=== Text provided ===
-- Opening Marker --
The new tutor was different. She was relational, not gushy, but attentive. She wanted you engaged–by challenge. She valued your curiosity. She let you influence what you worked on. She wanted you to see that your own thinking could solve problems. She picked problems right at the frontier of your skills. “Now this is level 3…it’s going to get more difficult.” She inoculated you against frustration; ”now this may be a little harder since it has been a minute since we have done that type of problem.” Her praise was largely indirect; “we’re ready for the next level of work,” or, she reminded you of how hard the problem you solved was–with just a note of being impressed. She diminished your failures; “I think I didn’t tell you what I wanted.” She was Socratic. She corrected you by asking questions about your reasoning. She used questions to stimulate your curiosity; “OK, can you think of yet another way to solve the problem?” She built a relationship with you. You trusted her confidence in you.

Your new tutor’s Socratic tutoring was precisely the tutoring used by “expert tutors” as nominated by peer teachers in a classic tutoring study done by Stanford’s distinguished social-developmental psychologist Mark Lepper and his students in several Palo Alto elementary schools in the early 1990’s. (The above quotes are theirs.)

The new tutor relieved your worry that math was endlessly frustrating and would only sum you up as deficient. She showed you that you could understand and do math. You flourished—just what happened to the real students fortunate enough to work with these tutors.

The expert tutors illustrate identification thinking—a broader education paradigm. They recognize the wall of defense that disadvantage and poor reputation can put up. They recognize that you probably took the direct, informational approach of the first tutor as a sign that you were seen in terms of your deficits, and that your first need was trust—that you’d be seen as having potential. They understood that, without this trust, you wouldn’t likely learn much.

“…exactly those things that one would do to present information to students most efficiently about the existence and sources of their errors and misconceptions are, at least for unconfident remedial [image-threatened] students precisely the same things that seem likely to further undermine these students’ sense of competence and control” said Mark Lepper.

What a difference a paradigm can make.

But can it be used broadly, scaled up to classrooms, entire schools?

In the mid 1960’s a young James Comer, a physician finishing his psychiatry residency at Yale’s Child Study Center, walked into Baldwin school, an urban New Haven, Connecticut elementary school on a training site visit. As he entered, a teacher grabbed his arm and said: “help me, help me.” “Children were yelling…milling around, hitting each other, calling the teacher names. When the teacher called for order, she was ignored. When I call for order, I was ignored.” Comer finished his residency and stayed in New Haven. He’d built good relations with the school system. This would help with what he wanted to do next: develop a systematic approach to reforming schools like Baldwin—all guided by a basic assumption not dissimilar from that of the expert tutors: “When the adults in [children’s] lives show trust, support, positive regard, high expectations, affiliation and bonding their learning comes naturally.” The “Comer Process” focuses first on building trust among a school’s stakeholders–teachers, staff, parents, students and the community. Three teams are established; a reform planning team of staff, teachers and parents to define and plan reform, a parent support team and a staff and student support team. Implementing reform through this process takes time and focus. But in dozens of schools where it’s been tried it, to at least a reasonable degree, it has improved grades, test scores, self-concepts, and classroom climate–putting the lives of many like Tyler on better trajectories.
-- Closing Marker --
=== Data ===
-- Opening Marker --
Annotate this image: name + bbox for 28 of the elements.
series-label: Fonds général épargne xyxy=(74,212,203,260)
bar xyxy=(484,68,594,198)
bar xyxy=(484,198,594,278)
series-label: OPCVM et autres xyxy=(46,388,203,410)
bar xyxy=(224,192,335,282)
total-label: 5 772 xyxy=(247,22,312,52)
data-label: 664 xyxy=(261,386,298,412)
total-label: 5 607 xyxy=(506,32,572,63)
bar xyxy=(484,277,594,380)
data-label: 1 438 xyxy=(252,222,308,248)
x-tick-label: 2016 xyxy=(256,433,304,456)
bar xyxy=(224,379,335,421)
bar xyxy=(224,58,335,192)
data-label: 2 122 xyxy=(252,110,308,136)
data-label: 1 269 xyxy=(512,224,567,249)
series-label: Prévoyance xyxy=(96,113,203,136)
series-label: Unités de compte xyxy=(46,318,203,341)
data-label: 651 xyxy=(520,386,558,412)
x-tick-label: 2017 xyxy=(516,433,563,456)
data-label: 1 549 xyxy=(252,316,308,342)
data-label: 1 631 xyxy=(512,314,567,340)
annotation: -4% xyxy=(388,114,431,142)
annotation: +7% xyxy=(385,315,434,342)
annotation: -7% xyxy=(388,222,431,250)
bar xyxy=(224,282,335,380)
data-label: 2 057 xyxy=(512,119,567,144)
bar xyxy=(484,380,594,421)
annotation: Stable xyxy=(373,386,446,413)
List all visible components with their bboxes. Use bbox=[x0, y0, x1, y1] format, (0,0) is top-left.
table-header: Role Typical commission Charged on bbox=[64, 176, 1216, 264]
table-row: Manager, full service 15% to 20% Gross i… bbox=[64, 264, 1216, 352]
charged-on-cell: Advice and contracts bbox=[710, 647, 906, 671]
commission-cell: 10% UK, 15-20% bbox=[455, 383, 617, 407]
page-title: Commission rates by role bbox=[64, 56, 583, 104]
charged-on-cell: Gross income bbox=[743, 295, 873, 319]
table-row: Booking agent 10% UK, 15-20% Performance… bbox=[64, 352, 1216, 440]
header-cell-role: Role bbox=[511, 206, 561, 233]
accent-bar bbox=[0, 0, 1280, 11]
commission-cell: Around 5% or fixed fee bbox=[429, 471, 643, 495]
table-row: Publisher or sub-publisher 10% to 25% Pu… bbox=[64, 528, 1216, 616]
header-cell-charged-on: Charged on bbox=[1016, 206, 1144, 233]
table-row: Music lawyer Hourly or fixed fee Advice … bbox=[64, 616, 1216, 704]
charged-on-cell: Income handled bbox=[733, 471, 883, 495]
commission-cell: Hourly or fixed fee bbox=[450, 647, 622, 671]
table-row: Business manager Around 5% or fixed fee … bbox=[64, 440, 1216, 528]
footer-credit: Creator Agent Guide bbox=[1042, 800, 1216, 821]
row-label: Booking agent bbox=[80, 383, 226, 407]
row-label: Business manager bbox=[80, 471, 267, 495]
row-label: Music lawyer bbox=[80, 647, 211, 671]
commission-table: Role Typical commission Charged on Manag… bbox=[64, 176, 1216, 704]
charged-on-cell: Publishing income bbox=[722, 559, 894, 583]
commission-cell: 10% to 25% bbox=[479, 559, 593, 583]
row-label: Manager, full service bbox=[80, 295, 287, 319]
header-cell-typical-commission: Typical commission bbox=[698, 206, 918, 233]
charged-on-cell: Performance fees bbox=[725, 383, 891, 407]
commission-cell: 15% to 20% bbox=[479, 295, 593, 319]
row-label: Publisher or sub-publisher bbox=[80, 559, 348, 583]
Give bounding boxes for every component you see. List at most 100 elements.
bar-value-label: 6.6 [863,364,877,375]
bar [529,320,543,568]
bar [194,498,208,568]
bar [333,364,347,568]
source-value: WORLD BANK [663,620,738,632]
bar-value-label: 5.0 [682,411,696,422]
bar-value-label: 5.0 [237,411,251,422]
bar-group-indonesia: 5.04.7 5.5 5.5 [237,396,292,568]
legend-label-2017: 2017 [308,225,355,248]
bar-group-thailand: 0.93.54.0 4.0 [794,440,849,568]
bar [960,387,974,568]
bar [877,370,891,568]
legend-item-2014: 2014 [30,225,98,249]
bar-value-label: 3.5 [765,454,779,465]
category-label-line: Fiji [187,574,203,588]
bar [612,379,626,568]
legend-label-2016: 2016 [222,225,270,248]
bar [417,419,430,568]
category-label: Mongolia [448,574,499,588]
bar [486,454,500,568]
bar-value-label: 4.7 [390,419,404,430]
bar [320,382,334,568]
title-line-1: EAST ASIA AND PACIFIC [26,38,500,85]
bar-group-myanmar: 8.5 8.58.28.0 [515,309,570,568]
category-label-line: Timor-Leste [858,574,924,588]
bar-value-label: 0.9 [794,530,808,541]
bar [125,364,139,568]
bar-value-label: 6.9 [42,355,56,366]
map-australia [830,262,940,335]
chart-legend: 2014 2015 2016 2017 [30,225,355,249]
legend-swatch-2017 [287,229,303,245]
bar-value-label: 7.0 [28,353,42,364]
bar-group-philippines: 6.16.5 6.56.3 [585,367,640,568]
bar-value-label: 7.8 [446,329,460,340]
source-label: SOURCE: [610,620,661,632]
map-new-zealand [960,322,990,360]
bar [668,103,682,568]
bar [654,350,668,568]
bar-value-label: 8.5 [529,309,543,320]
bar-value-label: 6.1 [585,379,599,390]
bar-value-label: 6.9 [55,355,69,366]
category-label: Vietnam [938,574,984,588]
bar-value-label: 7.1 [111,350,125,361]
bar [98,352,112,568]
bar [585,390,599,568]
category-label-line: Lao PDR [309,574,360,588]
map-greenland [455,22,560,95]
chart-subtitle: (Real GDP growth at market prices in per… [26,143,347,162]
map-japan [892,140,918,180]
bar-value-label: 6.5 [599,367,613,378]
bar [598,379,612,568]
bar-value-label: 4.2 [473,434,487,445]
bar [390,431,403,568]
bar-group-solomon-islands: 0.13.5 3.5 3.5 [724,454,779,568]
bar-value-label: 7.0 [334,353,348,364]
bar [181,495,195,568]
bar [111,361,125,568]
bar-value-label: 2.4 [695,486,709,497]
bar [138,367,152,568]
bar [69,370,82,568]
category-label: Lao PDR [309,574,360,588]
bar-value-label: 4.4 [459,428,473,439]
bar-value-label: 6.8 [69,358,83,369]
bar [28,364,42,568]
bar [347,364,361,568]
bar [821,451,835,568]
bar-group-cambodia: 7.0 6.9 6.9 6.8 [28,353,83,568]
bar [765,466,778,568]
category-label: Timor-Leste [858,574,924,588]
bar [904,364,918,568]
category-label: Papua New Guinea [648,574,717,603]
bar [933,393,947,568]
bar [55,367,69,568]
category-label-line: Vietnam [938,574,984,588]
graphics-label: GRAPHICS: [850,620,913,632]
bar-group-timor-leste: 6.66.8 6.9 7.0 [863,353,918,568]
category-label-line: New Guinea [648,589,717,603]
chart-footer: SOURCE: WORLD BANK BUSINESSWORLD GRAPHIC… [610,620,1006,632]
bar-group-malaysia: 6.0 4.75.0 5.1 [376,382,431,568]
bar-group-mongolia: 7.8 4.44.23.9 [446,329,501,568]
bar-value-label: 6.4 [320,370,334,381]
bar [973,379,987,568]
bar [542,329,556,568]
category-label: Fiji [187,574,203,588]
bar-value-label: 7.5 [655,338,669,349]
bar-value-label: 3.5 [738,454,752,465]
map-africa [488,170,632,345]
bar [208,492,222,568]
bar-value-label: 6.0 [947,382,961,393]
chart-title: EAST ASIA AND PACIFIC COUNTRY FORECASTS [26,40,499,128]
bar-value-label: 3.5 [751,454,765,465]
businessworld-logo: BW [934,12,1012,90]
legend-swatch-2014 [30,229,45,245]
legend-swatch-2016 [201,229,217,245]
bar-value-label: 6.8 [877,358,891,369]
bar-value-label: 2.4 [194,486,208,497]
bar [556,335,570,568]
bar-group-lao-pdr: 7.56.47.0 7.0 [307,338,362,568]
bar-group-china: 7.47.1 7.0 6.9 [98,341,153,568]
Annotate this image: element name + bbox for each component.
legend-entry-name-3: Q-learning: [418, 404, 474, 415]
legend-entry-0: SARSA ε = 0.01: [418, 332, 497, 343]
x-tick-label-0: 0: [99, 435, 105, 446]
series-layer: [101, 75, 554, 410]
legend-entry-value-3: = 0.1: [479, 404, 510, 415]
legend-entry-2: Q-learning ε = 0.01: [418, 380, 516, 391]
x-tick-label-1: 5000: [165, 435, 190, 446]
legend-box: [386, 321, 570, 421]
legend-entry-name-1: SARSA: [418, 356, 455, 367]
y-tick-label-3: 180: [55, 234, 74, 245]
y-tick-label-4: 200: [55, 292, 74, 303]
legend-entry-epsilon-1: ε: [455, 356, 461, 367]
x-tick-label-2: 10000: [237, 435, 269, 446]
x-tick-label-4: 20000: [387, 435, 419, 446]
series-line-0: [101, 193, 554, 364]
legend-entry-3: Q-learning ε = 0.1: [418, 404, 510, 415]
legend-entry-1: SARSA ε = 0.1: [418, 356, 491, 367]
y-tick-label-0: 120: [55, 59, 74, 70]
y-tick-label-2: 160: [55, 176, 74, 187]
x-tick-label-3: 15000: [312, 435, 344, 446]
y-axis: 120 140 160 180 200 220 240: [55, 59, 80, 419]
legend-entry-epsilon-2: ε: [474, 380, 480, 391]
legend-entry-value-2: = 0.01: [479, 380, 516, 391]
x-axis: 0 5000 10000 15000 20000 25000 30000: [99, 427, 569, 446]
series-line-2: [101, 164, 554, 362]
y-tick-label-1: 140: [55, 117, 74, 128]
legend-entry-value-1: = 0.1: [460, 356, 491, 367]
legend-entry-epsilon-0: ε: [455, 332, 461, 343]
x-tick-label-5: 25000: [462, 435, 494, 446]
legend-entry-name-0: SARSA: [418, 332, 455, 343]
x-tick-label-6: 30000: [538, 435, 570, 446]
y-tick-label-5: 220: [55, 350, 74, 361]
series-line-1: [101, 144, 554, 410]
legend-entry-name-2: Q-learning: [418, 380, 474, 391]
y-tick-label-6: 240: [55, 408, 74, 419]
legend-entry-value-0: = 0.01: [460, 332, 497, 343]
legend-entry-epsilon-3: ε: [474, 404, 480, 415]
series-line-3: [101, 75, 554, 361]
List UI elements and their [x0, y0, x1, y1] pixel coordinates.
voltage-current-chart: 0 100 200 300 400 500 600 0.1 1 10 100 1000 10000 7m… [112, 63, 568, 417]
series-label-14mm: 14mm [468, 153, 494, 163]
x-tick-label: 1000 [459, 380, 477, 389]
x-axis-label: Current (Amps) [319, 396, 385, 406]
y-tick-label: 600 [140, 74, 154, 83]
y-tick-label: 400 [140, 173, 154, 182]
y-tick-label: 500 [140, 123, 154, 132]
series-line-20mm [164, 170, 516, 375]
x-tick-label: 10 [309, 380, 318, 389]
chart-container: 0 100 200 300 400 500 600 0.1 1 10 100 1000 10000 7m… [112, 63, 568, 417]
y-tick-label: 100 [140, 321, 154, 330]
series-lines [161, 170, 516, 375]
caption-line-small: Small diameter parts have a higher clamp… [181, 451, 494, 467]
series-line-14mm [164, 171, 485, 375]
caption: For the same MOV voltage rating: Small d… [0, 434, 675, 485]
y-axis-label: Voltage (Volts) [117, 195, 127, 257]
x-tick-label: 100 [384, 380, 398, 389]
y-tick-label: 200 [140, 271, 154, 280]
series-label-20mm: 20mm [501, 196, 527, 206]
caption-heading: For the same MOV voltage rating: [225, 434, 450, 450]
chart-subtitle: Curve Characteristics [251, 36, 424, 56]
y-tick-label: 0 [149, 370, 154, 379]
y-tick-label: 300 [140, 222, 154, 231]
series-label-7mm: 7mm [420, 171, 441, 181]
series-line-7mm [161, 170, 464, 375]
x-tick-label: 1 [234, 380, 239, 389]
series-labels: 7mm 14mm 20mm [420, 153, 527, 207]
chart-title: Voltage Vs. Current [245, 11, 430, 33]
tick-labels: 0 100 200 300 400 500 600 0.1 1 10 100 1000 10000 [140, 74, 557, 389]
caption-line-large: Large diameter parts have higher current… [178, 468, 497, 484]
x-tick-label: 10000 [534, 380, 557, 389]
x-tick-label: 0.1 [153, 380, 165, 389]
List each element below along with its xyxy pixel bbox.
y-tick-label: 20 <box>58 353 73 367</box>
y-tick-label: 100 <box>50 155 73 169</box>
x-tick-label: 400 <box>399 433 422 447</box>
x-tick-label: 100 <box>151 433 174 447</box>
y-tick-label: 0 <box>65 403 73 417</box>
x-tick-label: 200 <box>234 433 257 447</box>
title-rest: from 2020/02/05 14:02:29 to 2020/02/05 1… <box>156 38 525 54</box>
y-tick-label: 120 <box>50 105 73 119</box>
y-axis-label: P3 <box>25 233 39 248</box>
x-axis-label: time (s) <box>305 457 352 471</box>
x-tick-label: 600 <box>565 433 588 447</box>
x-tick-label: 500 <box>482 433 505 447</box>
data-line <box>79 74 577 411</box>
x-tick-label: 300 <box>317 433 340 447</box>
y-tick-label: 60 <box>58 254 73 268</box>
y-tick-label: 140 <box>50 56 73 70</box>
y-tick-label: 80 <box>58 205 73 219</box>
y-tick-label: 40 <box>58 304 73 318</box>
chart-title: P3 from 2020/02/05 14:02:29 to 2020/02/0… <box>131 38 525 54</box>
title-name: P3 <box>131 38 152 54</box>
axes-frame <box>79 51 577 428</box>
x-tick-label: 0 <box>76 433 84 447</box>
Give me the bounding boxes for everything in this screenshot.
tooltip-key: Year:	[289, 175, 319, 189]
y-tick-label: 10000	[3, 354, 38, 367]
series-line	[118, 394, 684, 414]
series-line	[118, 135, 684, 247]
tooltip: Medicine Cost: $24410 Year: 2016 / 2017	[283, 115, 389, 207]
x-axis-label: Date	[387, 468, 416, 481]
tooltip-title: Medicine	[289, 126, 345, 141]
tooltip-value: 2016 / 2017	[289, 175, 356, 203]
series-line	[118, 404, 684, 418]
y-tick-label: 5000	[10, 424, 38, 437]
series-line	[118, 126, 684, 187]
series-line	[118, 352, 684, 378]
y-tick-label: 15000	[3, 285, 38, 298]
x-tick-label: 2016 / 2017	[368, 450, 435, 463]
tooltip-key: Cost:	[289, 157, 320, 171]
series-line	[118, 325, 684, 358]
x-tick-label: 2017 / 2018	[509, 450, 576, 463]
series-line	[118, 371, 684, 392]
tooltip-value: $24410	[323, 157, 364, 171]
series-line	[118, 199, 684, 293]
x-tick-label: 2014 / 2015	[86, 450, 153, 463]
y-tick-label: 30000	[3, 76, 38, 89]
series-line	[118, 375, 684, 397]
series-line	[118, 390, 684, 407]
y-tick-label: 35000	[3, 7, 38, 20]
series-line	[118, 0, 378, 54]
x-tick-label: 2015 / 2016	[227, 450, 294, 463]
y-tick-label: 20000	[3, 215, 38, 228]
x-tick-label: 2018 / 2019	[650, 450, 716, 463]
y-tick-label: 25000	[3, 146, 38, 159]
-- Closing Marker --
=== What the task asks ===
Continue the passage on expert tutors and the Comer Process, starting right after its final sentence.

=== Result of the task ===
Geoffery Canada, the tall, thoughtful, genius organizer of the famous Harlem Children Zone (HCZ) can be thought of as Comer dialed up; not only designing rigorous schools—a pipeline of pre-K through 12 Promise Academies—but also, for a 24 square block area in Harlem, a suite of programs that support students and their families from infancy through college. The Zone does many things: connecting students and their families to parent training (e.g., Baby College) health care, reemployment training, financial literacy and so on. But the message of the expert tutors—that the students belong to a valuing community in which they are seen to have promise–is conveyed through all of its aspects. And against the direst of odds, the Promise Academies report some of the strongest academic gains of any school reform effort—gains on track to eliminate, for its students, the traditional racial achievement gap observed in the rest of New York City’s schools.

David Kirp, in his important book, Improbable Scholars, describes the same principles scaled up to entire school districts. His chief focus is on low-income Union City, New Jersey schools where students score as well as their much better off suburban counterparts in writing, reading and math. No silver bullets. No off-the-shelf reform package. Rather, it’s stable leadership and day-to-day, year-in, year-out commitment to doing all of the big and little things that put expert-tutor type wisdom into students’ daily lives: child-centered over staff-centered priorities, big investments in pre-school, rigorous and integrated curricula, explicit and constant attention to building cultures of respect and confidence in students’ potential. The academic mission of these schools is unconditional. But they further get the importance of students being seen as part of that mission, as able to fulfill it.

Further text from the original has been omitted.